What is expected: Would you return all of this data exactly, leaving nothing out?

--- Exercise input ---

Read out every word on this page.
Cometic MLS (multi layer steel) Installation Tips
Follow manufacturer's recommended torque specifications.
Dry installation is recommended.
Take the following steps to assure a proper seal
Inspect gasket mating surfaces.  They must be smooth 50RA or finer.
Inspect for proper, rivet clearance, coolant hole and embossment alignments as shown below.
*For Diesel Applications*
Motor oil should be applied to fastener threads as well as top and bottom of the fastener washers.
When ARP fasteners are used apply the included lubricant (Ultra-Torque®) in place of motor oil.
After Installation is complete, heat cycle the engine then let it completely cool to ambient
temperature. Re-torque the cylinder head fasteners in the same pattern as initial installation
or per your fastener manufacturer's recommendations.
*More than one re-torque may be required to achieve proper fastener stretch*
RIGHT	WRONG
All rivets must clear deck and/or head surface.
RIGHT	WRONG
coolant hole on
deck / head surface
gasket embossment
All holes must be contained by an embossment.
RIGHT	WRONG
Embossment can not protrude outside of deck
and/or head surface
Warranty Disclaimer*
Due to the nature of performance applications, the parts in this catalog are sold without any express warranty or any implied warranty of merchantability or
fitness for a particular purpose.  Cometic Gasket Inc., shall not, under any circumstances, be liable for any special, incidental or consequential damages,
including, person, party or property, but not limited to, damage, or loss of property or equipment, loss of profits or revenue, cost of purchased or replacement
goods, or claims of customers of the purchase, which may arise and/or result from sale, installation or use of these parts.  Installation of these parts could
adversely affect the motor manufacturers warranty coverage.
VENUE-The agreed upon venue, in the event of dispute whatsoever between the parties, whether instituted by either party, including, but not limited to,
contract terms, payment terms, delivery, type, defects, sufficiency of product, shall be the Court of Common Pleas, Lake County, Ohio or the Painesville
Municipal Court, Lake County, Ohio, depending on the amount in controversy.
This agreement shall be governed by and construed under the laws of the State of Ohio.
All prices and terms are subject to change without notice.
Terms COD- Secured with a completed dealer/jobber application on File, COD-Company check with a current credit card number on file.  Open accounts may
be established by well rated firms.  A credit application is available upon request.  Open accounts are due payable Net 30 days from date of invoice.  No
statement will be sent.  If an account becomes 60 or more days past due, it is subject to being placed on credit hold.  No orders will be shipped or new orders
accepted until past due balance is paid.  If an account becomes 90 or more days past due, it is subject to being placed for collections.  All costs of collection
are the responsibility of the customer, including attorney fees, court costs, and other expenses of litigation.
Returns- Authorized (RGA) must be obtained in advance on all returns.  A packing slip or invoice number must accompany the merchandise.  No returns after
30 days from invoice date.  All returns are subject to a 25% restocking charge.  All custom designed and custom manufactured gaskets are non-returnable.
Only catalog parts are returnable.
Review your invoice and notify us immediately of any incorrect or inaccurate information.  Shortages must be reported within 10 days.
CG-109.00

---

The reply:
Read out every word on this page.
Cometic MLS (multi layer steel) Installation Tips
Follow manufacturer's recommended torque specifications.
Dry installation is recommended.
Take the following steps to assure a proper seal
Inspect gasket mating surfaces.  They must be smooth 50RA or finer.
Inspect for proper, rivet clearance, coolant hole and embossment alignments as shown below.
*For Diesel Applications*
Motor oil should be applied to fastener threads as well as top and bottom of the fastener washers.
When ARP fasteners are used apply the included lubricant (Ultra-Torque®) in place of motor oil.
After Installation is complete, heat cycle the engine then let it completely cool to ambient
temperature. Re-torque the cylinder head fasteners in the same pattern as initial installation
or per your fastener manufacturer's recommendations.
*More than one re-torque may be required to achieve proper fastener stretch*
RIGHT	WRONG
All rivets must clear deck and/or head surface.
RIGHT	WRONG
coolant hole on
deck / head surface
gasket embossment
All holes must be contained by an embossment.
RIGHT	WRONG
Embossment can not protrude outside of deck
and/or head surface
Warranty Disclaimer*
Due to the nature of performance applications, the parts in this catalog are sold without any express warranty or any implied warranty of merchantability or
fitness for a particular purpose.  Cometic Gasket Inc., shall not, under any circumstances, be liable for any special, incidental or consequential damages,
including, person, party or property, but not limited to, damage, or loss of property or equipment, loss of profits or revenue, cost of purchased or replacement
goods, or claims of customers of the purchase, which may arise and/or result from sale, installation or use of these parts.  Installation of these parts could
adversely affect the motor manufacturers warranty coverage.
VENUE-The agreed upon venue, in the event of dispute whatsoever between the parties, whether instituted by either party, including, but not limited to,
contract terms, payment terms, delivery, type, defects, sufficiency of product, shall be the Court of Common Pleas, Lake County, Ohio or the Painesville
Municipal Court, Lake County, Ohio, depending on the amount in controversy.
This agreement shall be governed by and construed under the laws of the State of Ohio.
All prices and terms are subject to change without notice.
Terms COD- Secured with a completed dealer/jobber application on File, COD-Company check with a current credit card number on file.  Open accounts may
be established by well rated firms.  A credit application is available upon request.  Open accounts are due payable Net 30 days from date of invoice.  No
statement will be sent.  If an account becomes 60 or more days past due, it is subject to being placed on credit hold.  No orders will be shipped or new orders
accepted until past due balance is paid.  If an account becomes 90 or more days past due, it is subject to being placed for collections.  All costs of collection
are the responsibility of the customer, including attorney fees, court costs, and other expenses of litigation.
Returns- Authorized (RGA) must be obtained in advance on all returns.  A packing slip or invoice number must accompany the merchandise.  No returns after
30 days from invoice date.  All returns are subject to a 25% restocking charge.  All custom designed and custom manufactured gaskets are non-returnable.
Only catalog parts are returnable.
Review your invoice and notify us immediately of any incorrect or inaccurate information.  Shortages must be reported within 10 days.
CG-109.00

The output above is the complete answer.